**To be done:** Below are some records. Copy every line in them that holds "needed".

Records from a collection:
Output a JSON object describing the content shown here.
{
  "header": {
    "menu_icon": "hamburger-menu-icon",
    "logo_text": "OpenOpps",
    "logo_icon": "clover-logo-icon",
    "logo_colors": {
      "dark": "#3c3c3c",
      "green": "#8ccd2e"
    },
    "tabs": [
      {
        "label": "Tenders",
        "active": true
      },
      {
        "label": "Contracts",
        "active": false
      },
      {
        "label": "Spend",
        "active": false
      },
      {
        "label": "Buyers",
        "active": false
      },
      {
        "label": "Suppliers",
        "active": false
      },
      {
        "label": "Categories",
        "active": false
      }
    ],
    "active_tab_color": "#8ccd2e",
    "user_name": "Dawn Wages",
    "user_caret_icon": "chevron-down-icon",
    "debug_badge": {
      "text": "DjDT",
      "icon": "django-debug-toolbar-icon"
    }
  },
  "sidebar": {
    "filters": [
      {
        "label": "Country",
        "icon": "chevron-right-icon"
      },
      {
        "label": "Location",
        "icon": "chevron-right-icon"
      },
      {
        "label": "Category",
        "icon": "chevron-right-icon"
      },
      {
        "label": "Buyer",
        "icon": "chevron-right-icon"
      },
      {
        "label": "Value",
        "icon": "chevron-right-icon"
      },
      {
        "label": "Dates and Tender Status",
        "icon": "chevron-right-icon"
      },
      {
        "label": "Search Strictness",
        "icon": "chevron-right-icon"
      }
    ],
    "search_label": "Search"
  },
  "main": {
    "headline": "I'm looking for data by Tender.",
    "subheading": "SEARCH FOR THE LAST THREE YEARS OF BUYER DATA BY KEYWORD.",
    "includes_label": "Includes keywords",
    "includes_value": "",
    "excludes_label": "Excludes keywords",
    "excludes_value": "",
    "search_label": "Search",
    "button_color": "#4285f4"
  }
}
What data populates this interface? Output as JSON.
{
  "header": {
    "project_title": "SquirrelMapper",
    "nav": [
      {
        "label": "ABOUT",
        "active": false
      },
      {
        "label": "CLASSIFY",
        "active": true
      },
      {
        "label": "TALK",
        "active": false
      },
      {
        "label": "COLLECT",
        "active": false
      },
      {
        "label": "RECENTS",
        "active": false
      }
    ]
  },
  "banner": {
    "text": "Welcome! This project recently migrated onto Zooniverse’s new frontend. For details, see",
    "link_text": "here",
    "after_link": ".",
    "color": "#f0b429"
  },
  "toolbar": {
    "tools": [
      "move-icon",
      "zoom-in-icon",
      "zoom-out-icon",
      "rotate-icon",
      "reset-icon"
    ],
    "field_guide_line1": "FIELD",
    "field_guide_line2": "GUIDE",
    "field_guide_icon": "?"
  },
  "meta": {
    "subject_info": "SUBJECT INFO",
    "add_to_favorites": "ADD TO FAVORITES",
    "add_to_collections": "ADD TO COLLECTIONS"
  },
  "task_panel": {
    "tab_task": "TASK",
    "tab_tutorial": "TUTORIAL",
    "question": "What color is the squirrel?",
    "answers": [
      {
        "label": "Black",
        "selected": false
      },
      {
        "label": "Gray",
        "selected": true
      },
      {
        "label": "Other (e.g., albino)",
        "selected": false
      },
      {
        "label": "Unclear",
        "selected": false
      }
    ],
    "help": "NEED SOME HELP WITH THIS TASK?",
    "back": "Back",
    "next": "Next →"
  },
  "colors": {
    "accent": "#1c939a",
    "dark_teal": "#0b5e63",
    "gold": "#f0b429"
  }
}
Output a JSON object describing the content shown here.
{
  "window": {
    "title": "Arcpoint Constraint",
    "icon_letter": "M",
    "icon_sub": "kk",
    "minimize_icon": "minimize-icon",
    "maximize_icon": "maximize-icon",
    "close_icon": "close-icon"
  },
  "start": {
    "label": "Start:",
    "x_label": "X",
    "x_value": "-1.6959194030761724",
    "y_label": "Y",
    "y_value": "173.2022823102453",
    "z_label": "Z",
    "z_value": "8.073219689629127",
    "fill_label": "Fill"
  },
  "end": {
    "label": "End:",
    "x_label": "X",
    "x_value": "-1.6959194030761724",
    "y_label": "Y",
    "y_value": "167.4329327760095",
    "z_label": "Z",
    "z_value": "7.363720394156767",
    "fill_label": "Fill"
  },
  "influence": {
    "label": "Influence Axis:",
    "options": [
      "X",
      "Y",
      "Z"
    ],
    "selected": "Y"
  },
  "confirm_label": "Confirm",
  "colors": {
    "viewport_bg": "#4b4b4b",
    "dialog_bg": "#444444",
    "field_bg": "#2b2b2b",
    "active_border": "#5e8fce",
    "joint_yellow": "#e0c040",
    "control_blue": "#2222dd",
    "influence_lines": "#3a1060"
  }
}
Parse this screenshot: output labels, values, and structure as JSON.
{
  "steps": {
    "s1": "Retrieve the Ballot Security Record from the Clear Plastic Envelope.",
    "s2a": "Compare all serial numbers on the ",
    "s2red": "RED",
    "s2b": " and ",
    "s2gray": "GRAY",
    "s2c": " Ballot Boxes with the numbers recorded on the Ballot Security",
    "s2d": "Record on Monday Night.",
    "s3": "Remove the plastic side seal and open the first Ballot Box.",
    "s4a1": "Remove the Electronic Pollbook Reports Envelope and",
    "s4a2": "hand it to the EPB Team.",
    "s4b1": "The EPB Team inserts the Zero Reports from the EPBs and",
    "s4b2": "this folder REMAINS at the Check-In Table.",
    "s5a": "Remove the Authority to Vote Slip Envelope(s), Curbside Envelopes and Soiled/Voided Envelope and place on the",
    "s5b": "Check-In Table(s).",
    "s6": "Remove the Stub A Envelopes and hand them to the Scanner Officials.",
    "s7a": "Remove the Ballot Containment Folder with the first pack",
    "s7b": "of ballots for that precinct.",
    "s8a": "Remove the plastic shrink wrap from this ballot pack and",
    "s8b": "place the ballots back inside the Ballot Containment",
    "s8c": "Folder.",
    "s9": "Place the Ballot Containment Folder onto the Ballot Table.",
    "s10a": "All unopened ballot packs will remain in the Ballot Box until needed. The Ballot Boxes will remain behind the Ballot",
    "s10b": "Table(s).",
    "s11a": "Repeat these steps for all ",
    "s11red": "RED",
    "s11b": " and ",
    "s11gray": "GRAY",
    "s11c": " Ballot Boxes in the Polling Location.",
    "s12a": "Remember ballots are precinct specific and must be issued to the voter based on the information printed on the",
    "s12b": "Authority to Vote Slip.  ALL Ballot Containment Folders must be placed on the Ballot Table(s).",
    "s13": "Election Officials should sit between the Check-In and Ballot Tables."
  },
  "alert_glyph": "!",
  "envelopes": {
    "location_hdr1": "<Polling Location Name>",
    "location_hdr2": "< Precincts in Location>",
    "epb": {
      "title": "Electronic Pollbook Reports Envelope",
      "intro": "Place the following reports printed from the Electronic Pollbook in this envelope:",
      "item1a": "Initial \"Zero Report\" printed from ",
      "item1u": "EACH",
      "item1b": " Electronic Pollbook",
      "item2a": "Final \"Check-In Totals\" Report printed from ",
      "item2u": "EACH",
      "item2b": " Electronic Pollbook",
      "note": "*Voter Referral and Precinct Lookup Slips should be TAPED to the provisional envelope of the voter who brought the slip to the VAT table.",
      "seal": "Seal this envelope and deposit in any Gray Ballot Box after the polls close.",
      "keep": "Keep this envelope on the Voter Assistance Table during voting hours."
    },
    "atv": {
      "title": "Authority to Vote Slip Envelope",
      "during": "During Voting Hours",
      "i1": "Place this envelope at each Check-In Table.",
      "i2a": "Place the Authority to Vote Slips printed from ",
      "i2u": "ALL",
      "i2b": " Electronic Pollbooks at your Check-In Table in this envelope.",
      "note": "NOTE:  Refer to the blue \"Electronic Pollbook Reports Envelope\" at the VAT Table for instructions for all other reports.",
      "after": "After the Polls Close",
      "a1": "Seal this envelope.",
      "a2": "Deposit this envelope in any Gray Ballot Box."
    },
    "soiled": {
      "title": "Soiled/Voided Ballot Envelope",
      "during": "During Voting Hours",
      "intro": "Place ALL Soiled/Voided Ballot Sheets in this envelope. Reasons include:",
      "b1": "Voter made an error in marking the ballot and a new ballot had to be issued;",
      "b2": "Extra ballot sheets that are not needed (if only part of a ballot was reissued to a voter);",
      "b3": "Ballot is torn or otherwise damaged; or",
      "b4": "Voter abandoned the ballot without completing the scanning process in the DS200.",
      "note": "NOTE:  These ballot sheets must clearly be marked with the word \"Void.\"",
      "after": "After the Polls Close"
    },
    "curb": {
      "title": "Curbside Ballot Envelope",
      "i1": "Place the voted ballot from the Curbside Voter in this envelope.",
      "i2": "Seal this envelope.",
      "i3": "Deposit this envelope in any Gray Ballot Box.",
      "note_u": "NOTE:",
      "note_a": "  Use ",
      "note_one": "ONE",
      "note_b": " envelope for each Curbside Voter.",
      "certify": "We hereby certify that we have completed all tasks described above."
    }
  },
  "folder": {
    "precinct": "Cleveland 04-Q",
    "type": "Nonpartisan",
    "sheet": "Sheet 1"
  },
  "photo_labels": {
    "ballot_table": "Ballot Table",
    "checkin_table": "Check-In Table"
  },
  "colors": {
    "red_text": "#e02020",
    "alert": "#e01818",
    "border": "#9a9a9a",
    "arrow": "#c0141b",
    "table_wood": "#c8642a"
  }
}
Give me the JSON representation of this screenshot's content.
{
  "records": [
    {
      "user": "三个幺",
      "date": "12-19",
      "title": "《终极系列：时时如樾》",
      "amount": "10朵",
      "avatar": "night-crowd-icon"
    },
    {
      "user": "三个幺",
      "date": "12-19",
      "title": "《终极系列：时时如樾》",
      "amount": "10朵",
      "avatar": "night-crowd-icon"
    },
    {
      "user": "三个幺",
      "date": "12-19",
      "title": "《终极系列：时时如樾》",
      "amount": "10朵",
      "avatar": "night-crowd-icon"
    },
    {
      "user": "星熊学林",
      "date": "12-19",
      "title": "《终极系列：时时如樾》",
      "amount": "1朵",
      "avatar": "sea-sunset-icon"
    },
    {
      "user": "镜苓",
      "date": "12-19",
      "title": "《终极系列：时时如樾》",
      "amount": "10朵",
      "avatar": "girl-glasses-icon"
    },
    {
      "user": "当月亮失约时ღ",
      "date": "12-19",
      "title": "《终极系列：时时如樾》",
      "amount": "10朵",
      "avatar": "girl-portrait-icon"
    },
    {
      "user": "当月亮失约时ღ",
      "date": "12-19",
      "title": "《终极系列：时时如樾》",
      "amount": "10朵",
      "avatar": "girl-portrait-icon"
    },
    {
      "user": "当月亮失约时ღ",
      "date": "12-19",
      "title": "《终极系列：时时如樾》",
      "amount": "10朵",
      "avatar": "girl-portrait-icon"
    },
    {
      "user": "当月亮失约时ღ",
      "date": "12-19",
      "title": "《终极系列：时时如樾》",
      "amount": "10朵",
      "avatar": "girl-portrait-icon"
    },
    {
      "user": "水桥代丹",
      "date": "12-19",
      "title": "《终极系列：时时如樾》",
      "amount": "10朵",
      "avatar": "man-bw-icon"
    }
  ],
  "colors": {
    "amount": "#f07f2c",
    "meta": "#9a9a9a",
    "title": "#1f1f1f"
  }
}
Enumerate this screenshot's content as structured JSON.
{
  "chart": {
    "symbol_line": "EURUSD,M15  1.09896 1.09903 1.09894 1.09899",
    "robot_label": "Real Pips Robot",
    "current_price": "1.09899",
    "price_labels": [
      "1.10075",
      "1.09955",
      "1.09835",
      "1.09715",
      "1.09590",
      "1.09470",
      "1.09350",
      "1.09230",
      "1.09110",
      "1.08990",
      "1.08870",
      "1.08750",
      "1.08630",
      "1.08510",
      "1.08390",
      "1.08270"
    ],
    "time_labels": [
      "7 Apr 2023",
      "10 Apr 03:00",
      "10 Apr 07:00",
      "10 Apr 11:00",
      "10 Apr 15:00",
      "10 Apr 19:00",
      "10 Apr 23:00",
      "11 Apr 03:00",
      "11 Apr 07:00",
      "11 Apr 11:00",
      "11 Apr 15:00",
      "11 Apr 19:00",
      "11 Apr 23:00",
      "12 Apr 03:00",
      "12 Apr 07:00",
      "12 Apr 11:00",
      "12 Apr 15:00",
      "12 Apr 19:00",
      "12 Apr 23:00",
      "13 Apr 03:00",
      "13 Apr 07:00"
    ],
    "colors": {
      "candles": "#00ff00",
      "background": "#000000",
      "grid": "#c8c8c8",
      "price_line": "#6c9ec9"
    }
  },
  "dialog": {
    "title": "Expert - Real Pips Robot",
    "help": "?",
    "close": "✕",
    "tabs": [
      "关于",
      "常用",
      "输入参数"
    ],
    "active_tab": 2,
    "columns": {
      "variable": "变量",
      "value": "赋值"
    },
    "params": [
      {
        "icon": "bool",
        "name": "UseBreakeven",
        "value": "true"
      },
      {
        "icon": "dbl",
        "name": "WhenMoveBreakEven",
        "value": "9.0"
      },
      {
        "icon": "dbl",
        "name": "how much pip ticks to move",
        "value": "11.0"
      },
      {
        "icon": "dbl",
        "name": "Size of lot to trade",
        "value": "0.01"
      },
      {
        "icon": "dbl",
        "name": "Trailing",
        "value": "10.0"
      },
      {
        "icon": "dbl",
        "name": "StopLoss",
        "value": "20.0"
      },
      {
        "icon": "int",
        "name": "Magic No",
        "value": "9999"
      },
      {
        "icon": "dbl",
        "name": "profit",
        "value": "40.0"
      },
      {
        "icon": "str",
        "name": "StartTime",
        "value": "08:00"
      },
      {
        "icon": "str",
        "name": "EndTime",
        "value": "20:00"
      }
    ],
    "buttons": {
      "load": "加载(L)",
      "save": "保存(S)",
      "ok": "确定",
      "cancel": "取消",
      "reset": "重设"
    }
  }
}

**Answer to the problem:**
    "s10a": "All unopened ballot packs will remain in the Ballot Box until needed. The Ballot Boxes will remain behind the Ballot",
      "b2": "Extra ballot sheets that are not needed (if only part of a ballot was reissued to a voter);",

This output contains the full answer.